## Exercise prompt
Copy all the material that follows, keeping every character the same.

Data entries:
____

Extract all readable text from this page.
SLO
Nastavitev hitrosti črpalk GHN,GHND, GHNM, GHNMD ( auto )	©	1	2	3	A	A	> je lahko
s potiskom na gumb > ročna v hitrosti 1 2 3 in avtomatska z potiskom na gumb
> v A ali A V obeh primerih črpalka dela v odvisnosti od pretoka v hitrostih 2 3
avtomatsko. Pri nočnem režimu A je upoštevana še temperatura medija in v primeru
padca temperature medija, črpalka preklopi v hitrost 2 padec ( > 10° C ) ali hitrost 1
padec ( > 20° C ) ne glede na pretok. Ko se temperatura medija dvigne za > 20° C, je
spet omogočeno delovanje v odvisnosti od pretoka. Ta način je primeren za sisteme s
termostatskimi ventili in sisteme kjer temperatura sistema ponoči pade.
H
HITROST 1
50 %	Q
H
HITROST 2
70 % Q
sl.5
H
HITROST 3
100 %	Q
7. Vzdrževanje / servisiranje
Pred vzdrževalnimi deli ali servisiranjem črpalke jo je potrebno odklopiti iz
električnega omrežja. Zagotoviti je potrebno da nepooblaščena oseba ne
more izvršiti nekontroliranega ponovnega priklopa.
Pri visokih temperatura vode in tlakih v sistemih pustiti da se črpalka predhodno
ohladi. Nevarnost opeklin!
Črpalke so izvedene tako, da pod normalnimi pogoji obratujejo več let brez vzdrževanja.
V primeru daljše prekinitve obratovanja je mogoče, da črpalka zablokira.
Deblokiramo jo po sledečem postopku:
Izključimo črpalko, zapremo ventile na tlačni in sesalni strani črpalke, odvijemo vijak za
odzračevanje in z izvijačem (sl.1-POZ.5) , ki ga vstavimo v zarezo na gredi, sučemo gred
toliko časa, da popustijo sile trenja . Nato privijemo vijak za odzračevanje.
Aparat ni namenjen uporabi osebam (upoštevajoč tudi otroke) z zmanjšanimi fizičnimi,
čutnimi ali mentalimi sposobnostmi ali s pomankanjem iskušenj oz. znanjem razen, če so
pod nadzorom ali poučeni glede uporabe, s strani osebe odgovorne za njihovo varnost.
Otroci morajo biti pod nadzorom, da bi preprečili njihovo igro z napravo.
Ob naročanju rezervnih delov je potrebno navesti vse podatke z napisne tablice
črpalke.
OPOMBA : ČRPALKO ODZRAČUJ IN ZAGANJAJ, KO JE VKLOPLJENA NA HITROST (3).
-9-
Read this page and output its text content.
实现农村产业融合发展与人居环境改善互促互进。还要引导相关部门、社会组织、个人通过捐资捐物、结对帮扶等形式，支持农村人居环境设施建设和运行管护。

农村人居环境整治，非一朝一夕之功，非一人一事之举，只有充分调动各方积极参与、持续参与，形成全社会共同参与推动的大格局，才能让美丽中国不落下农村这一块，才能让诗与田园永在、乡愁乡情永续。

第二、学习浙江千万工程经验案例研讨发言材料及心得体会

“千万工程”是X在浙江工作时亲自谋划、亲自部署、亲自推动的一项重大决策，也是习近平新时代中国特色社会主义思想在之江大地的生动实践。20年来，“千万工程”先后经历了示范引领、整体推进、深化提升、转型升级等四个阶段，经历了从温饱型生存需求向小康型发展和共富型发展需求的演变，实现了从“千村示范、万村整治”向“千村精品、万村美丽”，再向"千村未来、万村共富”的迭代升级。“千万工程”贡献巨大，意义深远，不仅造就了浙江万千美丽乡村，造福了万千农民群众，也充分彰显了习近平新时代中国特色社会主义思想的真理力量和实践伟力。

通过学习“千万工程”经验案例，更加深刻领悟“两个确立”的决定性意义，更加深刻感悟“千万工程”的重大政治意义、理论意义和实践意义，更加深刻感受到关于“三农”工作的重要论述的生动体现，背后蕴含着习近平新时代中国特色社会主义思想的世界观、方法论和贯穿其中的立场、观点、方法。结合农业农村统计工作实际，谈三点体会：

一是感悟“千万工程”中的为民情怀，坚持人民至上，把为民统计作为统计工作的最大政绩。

____

## Result for this task
Extract all readable text from this page.
SLO
Nastavitev hitrosti črpalk GHN,GHND, GHNM, GHNMD ( auto )	©	1	2	3	A	A	> je lahko
s potiskom na gumb > ročna v hitrosti 1 2 3 in avtomatska z potiskom na gumb
> v A ali A V obeh primerih črpalka dela v odvisnosti od pretoka v hitrostih 2 3
avtomatsko. Pri nočnem režimu A je upoštevana še temperatura medija in v primeru
padca temperature medija, črpalka preklopi v hitrost 2 padec ( > 10° C ) ali hitrost 1
padec ( > 20° C ) ne glede na pretok. Ko se temperatura medija dvigne za > 20° C, je
spet omogočeno delovanje v odvisnosti od pretoka. Ta način je primeren za sisteme s
termostatskimi ventili in sisteme kjer temperatura sistema ponoči pade.
H
HITROST 1
50 %	Q
H
HITROST 2
70 % Q
sl.5
H
HITROST 3
100 %	Q
7. Vzdrževanje / servisiranje
Pred vzdrževalnimi deli ali servisiranjem črpalke jo je potrebno odklopiti iz
električnega omrežja. Zagotoviti je potrebno da nepooblaščena oseba ne
more izvršiti nekontroliranega ponovnega priklopa.
Pri visokih temperatura vode in tlakih v sistemih pustiti da se črpalka predhodno
ohladi. Nevarnost opeklin!
Črpalke so izvedene tako, da pod normalnimi pogoji obratujejo več let brez vzdrževanja.
V primeru daljše prekinitve obratovanja je mogoče, da črpalka zablokira.
Deblokiramo jo po sledečem postopku:
Izključimo črpalko, zapremo ventile na tlačni in sesalni strani črpalke, odvijemo vijak za
odzračevanje in z izvijačem (sl.1-POZ.5) , ki ga vstavimo v zarezo na gredi, sučemo gred
toliko časa, da popustijo sile trenja . Nato privijemo vijak za odzračevanje.
Aparat ni namenjen uporabi osebam (upoštevajoč tudi otroke) z zmanjšanimi fizičnimi,
čutnimi ali mentalimi sposobnostmi ali s pomankanjem iskušenj oz. znanjem razen, če so
pod nadzorom ali poučeni glede uporabe, s strani osebe odgovorne za njihovo varnost.
Otroci morajo biti pod nadzorom, da bi preprečili njihovo igro z napravo.
Ob naročanju rezervnih delov je potrebno navesti vse podatke z napisne tablice
črpalke.
OPOMBA : ČRPALKO ODZRAČUJ IN ZAGANJAJ, KO JE VKLOPLJENA NA HITROST (3).
-9-
Read this page and output its text content.
实现农村产业融合发展与人居环境改善互促互进。还要引导相关部门、社会组织、个人通过捐资捐物、结对帮扶等形式，支持农村人居环境设施建设和运行管护。

农村人居环境整治，非一朝一夕之功，非一人一事之举，只有充分调动各方积极参与、持续参与，形成全社会共同参与推动的大格局，才能让美丽中国不落下农村这一块，才能让诗与田园永在、乡愁乡情永续。

第二、学习浙江千万工程经验案例研讨发言材料及心得体会

“千万工程”是X在浙江工作时亲自谋划、亲自部署、亲自推动的一项重大决策，也是习近平新时代中国特色社会主义思想在之江大地的生动实践。20年来，“千万工程”先后经历了示范引领、整体推进、深化提升、转型升级等四个阶段，经历了从温饱型生存需求向小康型发展和共富型发展需求的演变，实现了从“千村示范、万村整治”向“千村精品、万村美丽”，再向"千村未来、万村共富”的迭代升级。“千万工程”贡献巨大，意义深远，不仅造就了浙江万千美丽乡村，造福了万千农民群众，也充分彰显了习近平新时代中国特色社会主义思想的真理力量和实践伟力。

通过学习“千万工程”经验案例，更加深刻领悟“两个确立”的决定性意义，更加深刻感悟“千万工程”的重大政治意义、理论意义和实践意义，更加深刻感受到关于“三农”工作的重要论述的生动体现，背后蕴含着习近平新时代中国特色社会主义思想的世界观、方法论和贯穿其中的立场、观点、方法。结合农业农村统计工作实际，谈三点体会：

一是感悟“千万工程”中的为民情怀，坚持人民至上，把为民统计作为统计工作的最大政绩。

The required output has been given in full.